***** DATA TO USE

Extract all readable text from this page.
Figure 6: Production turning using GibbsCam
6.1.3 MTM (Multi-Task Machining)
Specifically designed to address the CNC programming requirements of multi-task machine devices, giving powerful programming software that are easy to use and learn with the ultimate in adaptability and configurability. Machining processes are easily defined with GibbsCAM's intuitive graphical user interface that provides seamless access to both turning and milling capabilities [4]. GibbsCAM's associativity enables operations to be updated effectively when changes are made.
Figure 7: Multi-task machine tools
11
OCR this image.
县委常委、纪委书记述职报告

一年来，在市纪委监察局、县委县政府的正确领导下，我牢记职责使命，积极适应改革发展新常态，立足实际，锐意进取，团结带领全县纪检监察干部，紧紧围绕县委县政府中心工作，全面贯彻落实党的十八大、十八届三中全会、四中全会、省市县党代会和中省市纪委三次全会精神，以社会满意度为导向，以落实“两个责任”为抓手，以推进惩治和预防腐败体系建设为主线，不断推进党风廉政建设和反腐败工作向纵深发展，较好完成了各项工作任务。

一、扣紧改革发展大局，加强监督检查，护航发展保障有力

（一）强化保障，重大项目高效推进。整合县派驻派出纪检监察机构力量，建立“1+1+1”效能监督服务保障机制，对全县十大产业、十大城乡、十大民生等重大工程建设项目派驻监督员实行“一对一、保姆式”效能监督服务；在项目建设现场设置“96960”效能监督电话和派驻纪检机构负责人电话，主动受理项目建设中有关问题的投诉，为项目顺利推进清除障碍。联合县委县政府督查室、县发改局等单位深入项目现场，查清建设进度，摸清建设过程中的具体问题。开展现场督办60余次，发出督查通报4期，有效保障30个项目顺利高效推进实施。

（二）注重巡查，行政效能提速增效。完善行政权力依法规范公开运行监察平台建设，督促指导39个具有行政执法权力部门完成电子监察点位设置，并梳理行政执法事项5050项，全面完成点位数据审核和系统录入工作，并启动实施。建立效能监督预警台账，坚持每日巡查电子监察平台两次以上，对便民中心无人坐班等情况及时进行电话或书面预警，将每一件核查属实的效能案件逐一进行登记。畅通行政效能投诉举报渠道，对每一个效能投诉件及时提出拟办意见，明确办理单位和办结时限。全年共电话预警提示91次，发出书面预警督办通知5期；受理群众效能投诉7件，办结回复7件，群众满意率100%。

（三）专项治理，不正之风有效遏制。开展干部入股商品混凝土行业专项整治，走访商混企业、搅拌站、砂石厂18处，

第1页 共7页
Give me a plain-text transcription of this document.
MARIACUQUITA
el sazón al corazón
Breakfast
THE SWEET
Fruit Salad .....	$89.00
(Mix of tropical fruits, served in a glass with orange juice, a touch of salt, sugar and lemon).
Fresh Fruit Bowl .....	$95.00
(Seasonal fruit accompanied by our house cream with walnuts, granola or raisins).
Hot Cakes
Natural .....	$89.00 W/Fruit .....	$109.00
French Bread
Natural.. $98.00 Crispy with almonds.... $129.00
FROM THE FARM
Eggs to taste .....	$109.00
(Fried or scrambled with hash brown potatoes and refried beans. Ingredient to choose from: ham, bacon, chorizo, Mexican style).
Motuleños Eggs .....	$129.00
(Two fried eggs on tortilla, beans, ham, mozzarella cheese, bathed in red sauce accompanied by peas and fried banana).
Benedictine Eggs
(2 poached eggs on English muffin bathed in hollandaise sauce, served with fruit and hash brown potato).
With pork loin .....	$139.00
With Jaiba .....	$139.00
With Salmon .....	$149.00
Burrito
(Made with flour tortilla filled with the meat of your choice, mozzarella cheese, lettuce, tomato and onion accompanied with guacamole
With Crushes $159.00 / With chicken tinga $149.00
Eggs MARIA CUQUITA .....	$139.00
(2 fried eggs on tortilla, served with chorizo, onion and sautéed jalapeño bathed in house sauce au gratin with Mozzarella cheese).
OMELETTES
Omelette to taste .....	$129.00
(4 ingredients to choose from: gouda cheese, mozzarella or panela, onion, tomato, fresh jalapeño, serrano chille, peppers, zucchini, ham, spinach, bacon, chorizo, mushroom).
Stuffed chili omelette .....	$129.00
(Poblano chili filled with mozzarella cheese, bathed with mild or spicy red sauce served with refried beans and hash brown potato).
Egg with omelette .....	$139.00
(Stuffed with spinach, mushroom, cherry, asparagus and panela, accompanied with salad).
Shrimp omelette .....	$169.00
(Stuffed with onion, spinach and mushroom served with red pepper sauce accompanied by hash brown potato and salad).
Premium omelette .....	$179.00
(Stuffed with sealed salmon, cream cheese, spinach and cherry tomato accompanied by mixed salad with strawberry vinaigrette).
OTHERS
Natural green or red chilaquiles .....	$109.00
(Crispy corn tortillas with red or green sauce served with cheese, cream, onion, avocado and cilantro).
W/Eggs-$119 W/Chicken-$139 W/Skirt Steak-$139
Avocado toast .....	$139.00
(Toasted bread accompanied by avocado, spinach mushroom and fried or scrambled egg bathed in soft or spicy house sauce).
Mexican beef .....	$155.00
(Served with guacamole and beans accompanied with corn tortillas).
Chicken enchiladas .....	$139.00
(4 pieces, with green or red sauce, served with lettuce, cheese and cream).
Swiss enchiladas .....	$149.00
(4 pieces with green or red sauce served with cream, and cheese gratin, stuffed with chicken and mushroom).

**********

DESCRIPTION OF THE TASK =
Extract the listing in its entirety, matching it exactly.

ANSWER TO THIS EXERCISE =
Extract all readable text from this page.
Figure 6: Production turning using GibbsCam
6.1.3 MTM (Multi-Task Machining)
Specifically designed to address the CNC programming requirements of multi-task machine devices, giving powerful programming software that are easy to use and learn with the ultimate in adaptability and configurability. Machining processes are easily defined with GibbsCAM's intuitive graphical user interface that provides seamless access to both turning and milling capabilities [4]. GibbsCAM's associativity enables operations to be updated effectively when changes are made.
Figure 7: Multi-task machine tools
11
OCR this image.
县委常委、纪委书记述职报告

一年来，在市纪委监察局、县委县政府的正确领导下，我牢记职责使命，积极适应改革发展新常态，立足实际，锐意进取，团结带领全县纪检监察干部，紧紧围绕县委县政府中心工作，全面贯彻落实党的十八大、十八届三中全会、四中全会、省市县党代会和中省市纪委三次全会精神，以社会满意度为导向，以落实“两个责任”为抓手，以推进惩治和预防腐败体系建设为主线，不断推进党风廉政建设和反腐败工作向纵深发展，较好完成了各项工作任务。

一、扣紧改革发展大局，加强监督检查，护航发展保障有力

（一）强化保障，重大项目高效推进。整合县派驻派出纪检监察机构力量，建立“1+1+1”效能监督服务保障机制，对全县十大产业、十大城乡、十大民生等重大工程建设项目派驻监督员实行“一对一、保姆式”效能监督服务；在项目建设现场设置“96960”效能监督电话和派驻纪检机构负责人电话，主动受理项目建设中有关问题的投诉，为项目顺利推进清除障碍。联合县委县政府督查室、县发改局等单位深入项目现场，查清建设进度，摸清建设过程中的具体问题。开展现场督办60余次，发出督查通报4期，有效保障30个项目顺利高效推进实施。

（二）注重巡查，行政效能提速增效。完善行政权力依法规范公开运行监察平台建设，督促指导39个具有行政执法权力部门完成电子监察点位设置，并梳理行政执法事项5050项，全面完成点位数据审核和系统录入工作，并启动实施。建立效能监督预警台账，坚持每日巡查电子监察平台两次以上，对便民中心无人坐班等情况及时进行电话或书面预警，将每一件核查属实的效能案件逐一进行登记。畅通行政效能投诉举报渠道，对每一个效能投诉件及时提出拟办意见，明确办理单位和办结时限。全年共电话预警提示91次，发出书面预警督办通知5期；受理群众效能投诉7件，办结回复7件，群众满意率100%。

（三）专项治理，不正之风有效遏制。开展干部入股商品混凝土行业专项整治，走访商混企业、搅拌站、砂石厂18处，

第1页 共7页
Give me a plain-text transcription of this document.
MARIACUQUITA
el sazón al corazón
Breakfast
THE SWEET
Fruit Salad .....	$89.00
(Mix of tropical fruits, served in a glass with orange juice, a touch of salt, sugar and lemon).
Fresh Fruit Bowl .....	$95.00
(Seasonal fruit accompanied by our house cream with walnuts, granola or raisins).
Hot Cakes
Natural .....	$89.00 W/Fruit .....	$109.00
French Bread
Natural.. $98.00 Crispy with almonds.... $129.00
FROM THE FARM
Eggs to taste .....	$109.00
(Fried or scrambled with hash brown potatoes and refried beans. Ingredient to choose from: ham, bacon, chorizo, Mexican style).
Motuleños Eggs .....	$129.00
(Two fried eggs on tortilla, beans, ham, mozzarella cheese, bathed in red sauce accompanied by peas and fried banana).
Benedictine Eggs
(2 poached eggs on English muffin bathed in hollandaise sauce, served with fruit and hash brown potato).
With pork loin .....	$139.00
With Jaiba .....	$139.00
With Salmon .....	$149.00
Burrito
(Made with flour tortilla filled with the meat of your choice, mozzarella cheese, lettuce, tomato and onion accompanied with guacamole
With Crushes $159.00 / With chicken tinga $149.00
Eggs MARIA CUQUITA .....	$139.00
(2 fried eggs on tortilla, served with chorizo, onion and sautéed jalapeño bathed in house sauce au gratin with Mozzarella cheese).
OMELETTES
Omelette to taste .....	$129.00
(4 ingredients to choose from: gouda cheese, mozzarella or panela, onion, tomato, fresh jalapeño, serrano chille, peppers, zucchini, ham, spinach, bacon, chorizo, mushroom).
Stuffed chili omelette .....	$129.00
(Poblano chili filled with mozzarella cheese, bathed with mild or spicy red sauce served with refried beans and hash brown potato).
Egg with omelette .....	$139.00
(Stuffed with spinach, mushroom, cherry, asparagus and panela, accompanied with salad).
Shrimp omelette .....	$169.00
(Stuffed with onion, spinach and mushroom served with red pepper sauce accompanied by hash brown potato and salad).
Premium omelette .....	$179.00
(Stuffed with sealed salmon, cream cheese, spinach and cherry tomato accompanied by mixed salad with strawberry vinaigrette).
OTHERS
Natural green or red chilaquiles .....	$109.00
(Crispy corn tortillas with red or green sauce served with cheese, cream, onion, avocado and cilantro).
W/Eggs-$119 W/Chicken-$139 W/Skirt Steak-$139
Avocado toast .....	$139.00
(Toasted bread accompanied by avocado, spinach mushroom and fried or scrambled egg bathed in soft or spicy house sauce).
Mexican beef .....	$155.00
(Served with guacamole and beans accompanied with corn tortillas).
Chicken enchiladas .....	$139.00
(4 pieces, with green or red sauce, served with lettuce, cheese and cream).
Swiss enchiladas .....	$149.00
(4 pieces with green or red sauce served with cream, and cheese gratin, stuffed with chicken and mushroom).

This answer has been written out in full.